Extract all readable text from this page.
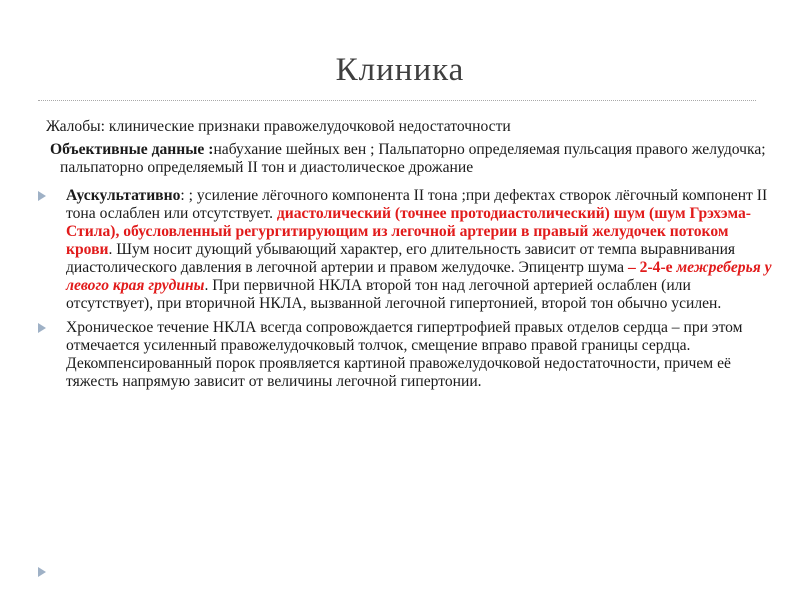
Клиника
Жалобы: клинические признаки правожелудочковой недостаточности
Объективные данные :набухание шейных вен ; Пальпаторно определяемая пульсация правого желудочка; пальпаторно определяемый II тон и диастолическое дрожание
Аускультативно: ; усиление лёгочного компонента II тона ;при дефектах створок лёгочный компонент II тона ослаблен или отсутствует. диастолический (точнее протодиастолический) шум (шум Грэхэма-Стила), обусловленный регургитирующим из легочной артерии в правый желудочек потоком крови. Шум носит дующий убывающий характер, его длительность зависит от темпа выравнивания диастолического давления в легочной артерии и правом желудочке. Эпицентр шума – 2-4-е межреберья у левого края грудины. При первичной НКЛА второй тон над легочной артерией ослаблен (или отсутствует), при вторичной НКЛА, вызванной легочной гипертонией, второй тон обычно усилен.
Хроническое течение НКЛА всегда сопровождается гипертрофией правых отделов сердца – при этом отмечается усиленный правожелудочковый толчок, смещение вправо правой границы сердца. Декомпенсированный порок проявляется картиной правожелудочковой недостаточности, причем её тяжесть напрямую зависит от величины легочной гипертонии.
******************************
WHAT NEEDS TO BE DONE
Exclude the pictures, and transcribe all of the material exactly.

FINAL RESULT
Extract all readable text from this page.
Клиника
Жалобы: клинические признаки правожелудочковой недостаточности
Объективные данные :набухание шейных вен ; Пальпаторно определяемая пульсация правого желудочка; пальпаторно определяемый II тон и диастолическое дрожание
Аускультативно: ; усиление лёгочного компонента II тона ;при дефектах створок лёгочный компонент II тона ослаблен или отсутствует. диастолический (точнее протодиастолический) шум (шум Грэхэма-Стила), обусловленный регургитирующим из легочной артерии в правый желудочек потоком крови. Шум носит дующий убывающий характер, его длительность зависит от темпа выравнивания диастолического давления в легочной артерии и правом желудочке. Эпицентр шума – 2-4-е межреберья у левого края грудины. При первичной НКЛА второй тон над легочной артерией ослаблен (или отсутствует), при вторичной НКЛА, вызванной легочной гипертонией, второй тон обычно усилен.
Хроническое течение НКЛА всегда сопровождается гипертрофией правых отделов сердца – при этом отмечается усиленный правожелудочковый толчок, смещение вправо правой границы сердца. Декомпенсированный порок проявляется картиной правожелудочковой недостаточности, причем её тяжесть напрямую зависит от величины легочной гипертонии.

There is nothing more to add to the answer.